**Exercise requirements**
Would you repeat the listing exactly but omit every picture?
* start *
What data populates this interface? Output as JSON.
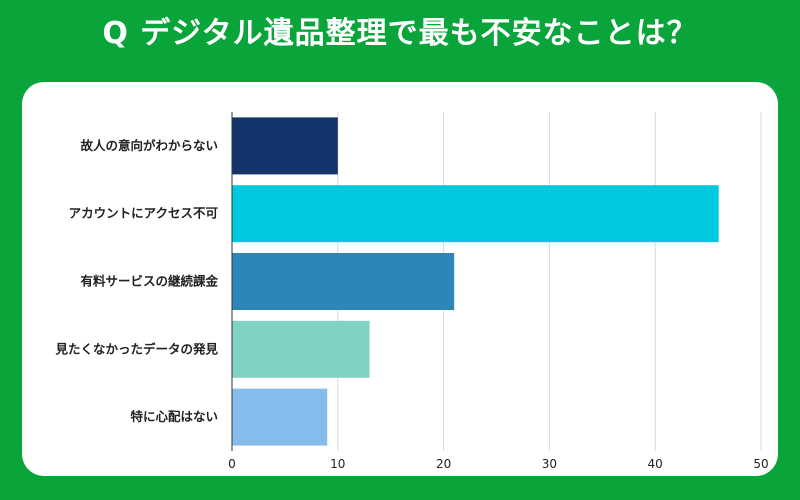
{
  "title": "Q デジタル遺品整理で最も不安なことは？",
  "chart_data": {
    "type": "bar",
    "orientation": "horizontal",
    "categories": [
      "故人の意向がわからない",
      "アカウントにアクセス不可",
      "有料サービスの継続課金",
      "見たくなかったデータの発見",
      "特に心配はない"
    ],
    "values": [
      10,
      46,
      21,
      13,
      9
    ],
    "colors": [
      "#12346a",
      "#00c9e0",
      "#2e86b8",
      "#7fd3c4",
      "#85bcec"
    ],
    "xlim": [
      0,
      50
    ],
    "xticks": [
      "0",
      "10",
      "20",
      "30",
      "40",
      "50"
    ],
    "grid": true
  }
}
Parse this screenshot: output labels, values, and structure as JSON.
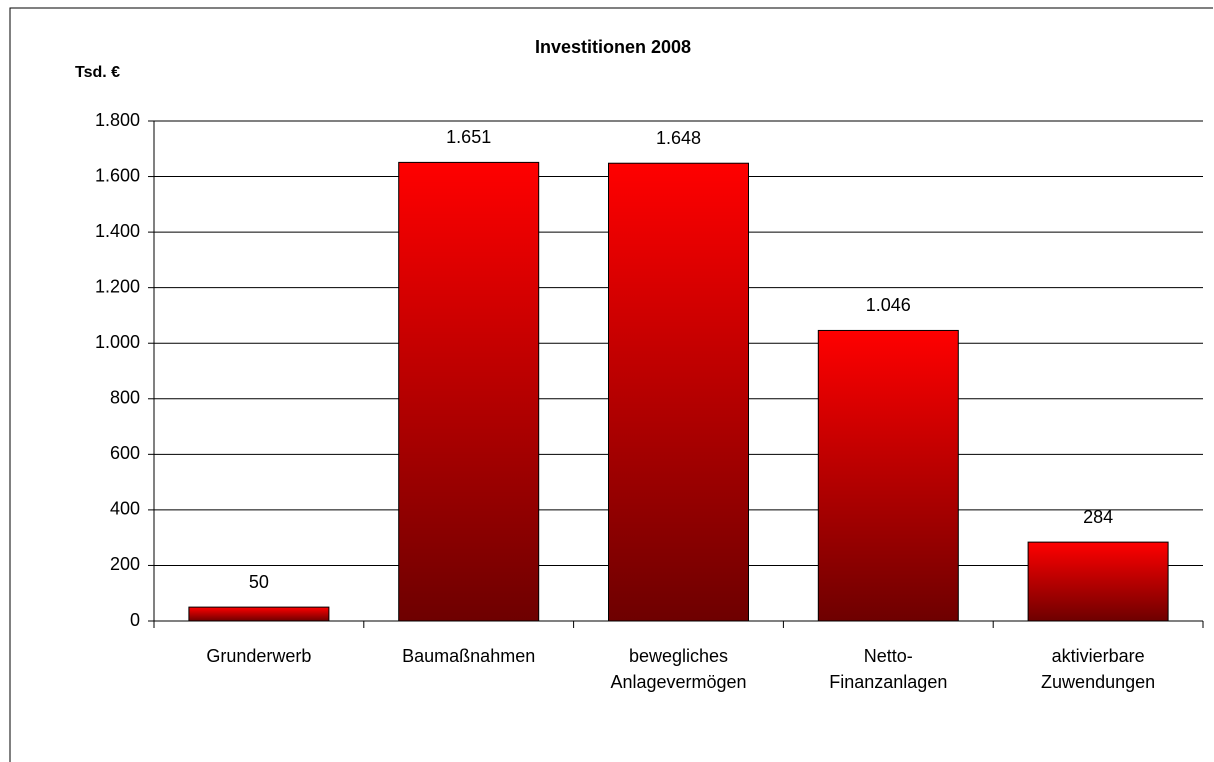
{
  "chart_data": {
    "type": "bar",
    "title": "Investitionen 2008",
    "y_label": "Tsd. €",
    "categories": [
      "Grunderwerb",
      "Baumaßnahmen",
      "bewegliches Anlagevermögen",
      "Netto-Finanzanlagen",
      "aktivierbare Zuwendungen"
    ],
    "values": [
      50,
      1651,
      1648,
      1046,
      284
    ],
    "value_labels": [
      "50",
      "1.651",
      "1.648",
      "1.046",
      "284"
    ],
    "color": "#ff0000",
    "ylim": [
      0,
      1800
    ],
    "yticks": [
      0,
      200,
      400,
      600,
      800,
      {
        "value": 1000,
        "label": "1.000"
      },
      {
        "value": 1200,
        "label": "1.200"
      },
      {
        "value": 1400,
        "label": "1.400"
      },
      {
        "value": 1600,
        "label": "1.600"
      },
      {
        "value": 1800,
        "label": "1.800"
      }
    ],
    "grid": true
  }
}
* end *
**The output**
What data populates this interface? Output as JSON.
{
  "title": "Q デジタル遺品整理で最も不安なことは？",
  "chart_data": {
    "type": "bar",
    "orientation": "horizontal",
    "categories": [
      "故人の意向がわからない",
      "アカウントにアクセス不可",
      "有料サービスの継続課金",
      "見たくなかったデータの発見",
      "特に心配はない"
    ],
    "values": [
      10,
      46,
      21,
      13,
      9
    ],
    "colors": [
      "#12346a",
      "#00c9e0",
      "#2e86b8",
      "#7fd3c4",
      "#85bcec"
    ],
    "xlim": [
      0,
      50
    ],
    "xticks": [
      "0",
      "10",
      "20",
      "30",
      "40",
      "50"
    ],
    "grid": true
  }
}
Parse this screenshot: output labels, values, and structure as JSON.
{
  "chart_data": {
    "type": "bar",
    "title": "Investitionen 2008",
    "y_label": "Tsd. €",
    "categories": [
      "Grunderwerb",
      "Baumaßnahmen",
      "bewegliches Anlagevermögen",
      "Netto-Finanzanlagen",
      "aktivierbare Zuwendungen"
    ],
    "values": [
      50,
      1651,
      1648,
      1046,
      284
    ],
    "value_labels": [
      "50",
      "1.651",
      "1.648",
      "1.046",
      "284"
    ],
    "color": "#ff0000",
    "ylim": [
      0,
      1800
    ],
    "yticks": [
      0,
      200,
      400,
      600,
      800,
      {
        "value": 1000,
        "label": "1.000"
      },
      {
        "value": 1200,
        "label": "1.200"
      },
      {
        "value": 1400,
        "label": "1.400"
      },
      {
        "value": 1600,
        "label": "1.600"
      },
      {
        "value": 1800,
        "label": "1.800"
      }
    ],
    "grid": true
  }
}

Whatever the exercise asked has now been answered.